▶ **Given exercise**
Give the count of lines that include the string "color". Add nothing to it.

Extracted records
::::

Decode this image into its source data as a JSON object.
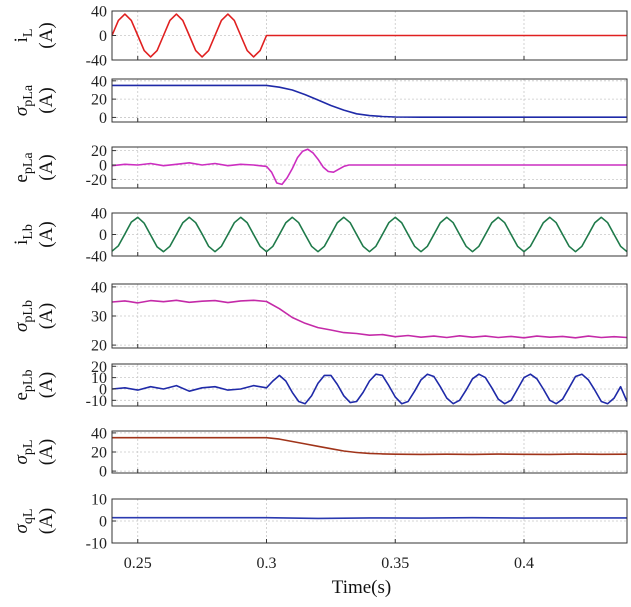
{
  "chart_data": {
    "type": "line",
    "x_range": [
      0.24,
      0.44
    ],
    "x_ticks": [
      0.25,
      0.3,
      0.35,
      0.4
    ],
    "x_tick_labels": [
      "0.25",
      "0.3",
      "0.35",
      "0.4"
    ],
    "xlabel": "Time(s)",
    "grid": true,
    "panels": [
      {
        "ylabel_main": "i",
        "ylabel_sub": "L",
        "ylabel_greek": false,
        "ylabel_unit": "(A)",
        "ylim": [
          -40,
          40
        ],
        "yticks": [
          -40,
          0,
          40
        ],
        "ytick_labels": [
          "-40",
          "0",
          "40"
        ],
        "color": "#e02020",
        "series": {
          "x": [
            0.24,
            0.2425,
            0.245,
            0.2475,
            0.25,
            0.2525,
            0.255,
            0.2575,
            0.26,
            0.2625,
            0.265,
            0.2675,
            0.27,
            0.2725,
            0.275,
            0.2775,
            0.28,
            0.2825,
            0.285,
            0.2875,
            0.29,
            0.2925,
            0.295,
            0.2975,
            0.3,
            0.31,
            0.35,
            0.4,
            0.44
          ],
          "y": [
            0,
            24.7,
            35,
            24.7,
            0,
            -24.7,
            -35,
            -24.7,
            0,
            24.7,
            35,
            24.7,
            0,
            -24.7,
            -35,
            -24.7,
            0,
            24.7,
            35,
            24.7,
            0,
            -24.7,
            -35,
            -24.7,
            0,
            0,
            0,
            0,
            0
          ]
        }
      },
      {
        "ylabel_main": "σ",
        "ylabel_sub": "pLa",
        "ylabel_greek": true,
        "ylabel_unit": "(A)",
        "ylim": [
          -5,
          42
        ],
        "yticks": [
          0,
          20,
          40
        ],
        "ytick_labels": [
          "0",
          "20",
          "40"
        ],
        "color": "#1f2aa8",
        "series": {
          "x": [
            0.24,
            0.26,
            0.28,
            0.3,
            0.305,
            0.31,
            0.315,
            0.32,
            0.325,
            0.33,
            0.335,
            0.34,
            0.345,
            0.35,
            0.36,
            0.38,
            0.4,
            0.42,
            0.44
          ],
          "y": [
            35,
            35,
            35,
            35,
            33,
            30,
            25,
            19,
            13,
            8,
            4,
            2,
            1,
            0.5,
            0.3,
            0.3,
            0.3,
            0.3,
            0.3
          ]
        }
      },
      {
        "ylabel_main": "e",
        "ylabel_sub": "pLa",
        "ylabel_greek": false,
        "ylabel_unit": "(A)",
        "ylim": [
          -32,
          25
        ],
        "yticks": [
          -20,
          0,
          20
        ],
        "ytick_labels": [
          "-20",
          "0",
          "20"
        ],
        "color": "#cc2ec0",
        "series": {
          "x": [
            0.24,
            0.245,
            0.25,
            0.255,
            0.26,
            0.265,
            0.27,
            0.275,
            0.28,
            0.285,
            0.29,
            0.295,
            0.3,
            0.302,
            0.304,
            0.306,
            0.308,
            0.31,
            0.312,
            0.314,
            0.316,
            0.318,
            0.32,
            0.322,
            0.324,
            0.326,
            0.328,
            0.33,
            0.332,
            0.34,
            0.36,
            0.4,
            0.44
          ],
          "y": [
            -1,
            1,
            0,
            2,
            -1,
            1,
            3,
            0,
            2,
            -1,
            1,
            0,
            -2,
            -10,
            -25,
            -27,
            -18,
            -5,
            10,
            19,
            22,
            17,
            8,
            -3,
            -9,
            -10,
            -6,
            -2,
            0,
            0,
            0,
            0,
            0
          ]
        }
      },
      {
        "ylabel_main": "i",
        "ylabel_sub": "Lb",
        "ylabel_greek": false,
        "ylabel_unit": "(A)",
        "ylim": [
          -40,
          40
        ],
        "yticks": [
          -40,
          0,
          40
        ],
        "ytick_labels": [
          "-40",
          "0",
          "40"
        ],
        "color": "#1f7a4a",
        "series": {
          "x": [
            0.24,
            0.2425,
            0.245,
            0.2475,
            0.25,
            0.2525,
            0.255,
            0.2575,
            0.26,
            0.2625,
            0.265,
            0.2675,
            0.27,
            0.2725,
            0.275,
            0.2775,
            0.28,
            0.2825,
            0.285,
            0.2875,
            0.29,
            0.2925,
            0.295,
            0.2975,
            0.3,
            0.3025,
            0.305,
            0.3075,
            0.31,
            0.3125,
            0.315,
            0.3175,
            0.32,
            0.3225,
            0.325,
            0.3275,
            0.33,
            0.3325,
            0.335,
            0.3375,
            0.34,
            0.3425,
            0.345,
            0.3475,
            0.35,
            0.3525,
            0.355,
            0.3575,
            0.36,
            0.3625,
            0.365,
            0.3675,
            0.37,
            0.3725,
            0.375,
            0.3775,
            0.38,
            0.3825,
            0.385,
            0.3875,
            0.39,
            0.3925,
            0.395,
            0.3975,
            0.4,
            0.4025,
            0.405,
            0.4075,
            0.41,
            0.4125,
            0.415,
            0.4175,
            0.42,
            0.4225,
            0.425,
            0.4275,
            0.43,
            0.4325,
            0.435,
            0.4375,
            0.44
          ],
          "y": [
            -31,
            -21,
            1,
            23,
            32,
            21,
            -1,
            -23,
            -32,
            -22,
            0,
            22,
            32,
            22,
            1,
            -22,
            -32,
            -22,
            0,
            22,
            32,
            22,
            0,
            -22,
            -32,
            -22,
            0,
            22,
            32,
            22,
            0,
            -22,
            -32,
            -22,
            0,
            22,
            32,
            22,
            0,
            -22,
            -32,
            -22,
            0,
            22,
            32,
            22,
            0,
            -22,
            -32,
            -22,
            0,
            22,
            32,
            22,
            0,
            -22,
            -32,
            -22,
            0,
            22,
            32,
            22,
            0,
            -22,
            -32,
            -22,
            0,
            22,
            32,
            22,
            0,
            -22,
            -32,
            -22,
            0,
            22,
            32,
            22,
            0,
            -22,
            -32
          ]
        }
      },
      {
        "ylabel_main": "σ",
        "ylabel_sub": "pLb",
        "ylabel_greek": true,
        "ylabel_unit": "(A)",
        "ylim": [
          19,
          41
        ],
        "yticks": [
          20,
          30,
          40
        ],
        "ytick_labels": [
          "20",
          "30",
          "40"
        ],
        "color": "#c42aa8",
        "series": {
          "x": [
            0.24,
            0.245,
            0.25,
            0.255,
            0.26,
            0.265,
            0.27,
            0.275,
            0.28,
            0.285,
            0.29,
            0.295,
            0.3,
            0.305,
            0.31,
            0.315,
            0.32,
            0.325,
            0.33,
            0.335,
            0.34,
            0.345,
            0.35,
            0.355,
            0.36,
            0.365,
            0.37,
            0.375,
            0.38,
            0.385,
            0.39,
            0.395,
            0.4,
            0.405,
            0.41,
            0.415,
            0.42,
            0.425,
            0.43,
            0.435,
            0.44
          ],
          "y": [
            34.8,
            35.2,
            34.5,
            35.3,
            34.9,
            35.4,
            34.7,
            35.1,
            35.3,
            34.6,
            35.2,
            35.4,
            35,
            32.5,
            29.5,
            27.5,
            26,
            25.2,
            24.3,
            24,
            23.4,
            23.6,
            22.9,
            23.3,
            22.7,
            23.1,
            22.6,
            23.2,
            22.7,
            23.1,
            22.6,
            23,
            22.5,
            23.1,
            22.7,
            23,
            22.5,
            23.1,
            22.6,
            22.9,
            22.6
          ]
        }
      },
      {
        "ylabel_main": "e",
        "ylabel_sub": "pLb",
        "ylabel_greek": false,
        "ylabel_unit": "(A)",
        "ylim": [
          -15,
          22
        ],
        "yticks": [
          -10,
          0,
          10,
          20
        ],
        "ytick_labels": [
          "-10",
          "0",
          "10",
          "20"
        ],
        "color": "#1f2aa8",
        "series": {
          "x": [
            0.24,
            0.245,
            0.25,
            0.255,
            0.26,
            0.265,
            0.27,
            0.275,
            0.28,
            0.285,
            0.29,
            0.295,
            0.3,
            0.3025,
            0.305,
            0.3075,
            0.31,
            0.3125,
            0.315,
            0.3175,
            0.32,
            0.3225,
            0.325,
            0.3275,
            0.33,
            0.3325,
            0.335,
            0.3375,
            0.34,
            0.3425,
            0.345,
            0.3475,
            0.35,
            0.3525,
            0.355,
            0.3575,
            0.36,
            0.3625,
            0.365,
            0.3675,
            0.37,
            0.3725,
            0.375,
            0.3775,
            0.38,
            0.3825,
            0.385,
            0.3875,
            0.39,
            0.3925,
            0.395,
            0.3975,
            0.4,
            0.4025,
            0.405,
            0.4075,
            0.41,
            0.4125,
            0.415,
            0.4175,
            0.42,
            0.4225,
            0.425,
            0.4275,
            0.43,
            0.4325,
            0.435,
            0.4375,
            0.44
          ],
          "y": [
            0,
            1,
            -1,
            2,
            0,
            3,
            -2,
            1,
            2,
            -1,
            0,
            3,
            1,
            7,
            12,
            7,
            -3,
            -11,
            -13,
            -6,
            5,
            12,
            12,
            4,
            -6,
            -12,
            -11,
            -3,
            7,
            13,
            12,
            3,
            -7,
            -13,
            -11,
            -2,
            8,
            13,
            11,
            2,
            -8,
            -13,
            -10,
            -1,
            9,
            13,
            10,
            1,
            -9,
            -13,
            -10,
            0,
            10,
            13,
            9,
            0,
            -10,
            -13,
            -9,
            1,
            11,
            13,
            8,
            -1,
            -11,
            -13,
            -8,
            2,
            -11
          ]
        }
      },
      {
        "ylabel_main": "σ",
        "ylabel_sub": "pL",
        "ylabel_greek": true,
        "ylabel_unit": "(A)",
        "ylim": [
          -2,
          42
        ],
        "yticks": [
          0,
          20,
          40
        ],
        "ytick_labels": [
          "0",
          "20",
          "40"
        ],
        "color": "#a0341a",
        "series": {
          "x": [
            0.24,
            0.26,
            0.28,
            0.3,
            0.305,
            0.31,
            0.315,
            0.32,
            0.325,
            0.33,
            0.335,
            0.34,
            0.345,
            0.35,
            0.36,
            0.37,
            0.38,
            0.39,
            0.4,
            0.41,
            0.42,
            0.43,
            0.44
          ],
          "y": [
            35,
            35,
            35,
            35,
            33.5,
            31,
            28.5,
            26,
            23.5,
            21,
            19.5,
            18.5,
            18,
            17.7,
            17.5,
            17.7,
            17.5,
            17.8,
            17.6,
            17.5,
            17.8,
            17.6,
            17.7
          ]
        }
      },
      {
        "ylabel_main": "σ",
        "ylabel_sub": "qL",
        "ylabel_greek": true,
        "ylabel_unit": "(A)",
        "ylim": [
          -10,
          10
        ],
        "yticks": [
          -10,
          0,
          10
        ],
        "ytick_labels": [
          "-10",
          "0",
          "10"
        ],
        "color": "#2a3ab0",
        "series": {
          "x": [
            0.24,
            0.26,
            0.28,
            0.3,
            0.32,
            0.34,
            0.36,
            0.38,
            0.4,
            0.42,
            0.44
          ],
          "y": [
            1.5,
            1.5,
            1.5,
            1.5,
            1.2,
            1.4,
            1.3,
            1.5,
            1.3,
            1.4,
            1.4
          ]
        }
      }
    ]
  }
}
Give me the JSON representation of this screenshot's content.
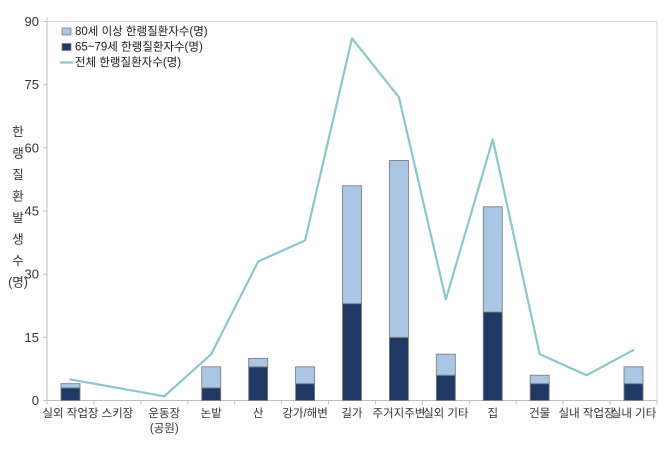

::::

▶ **Task result**
8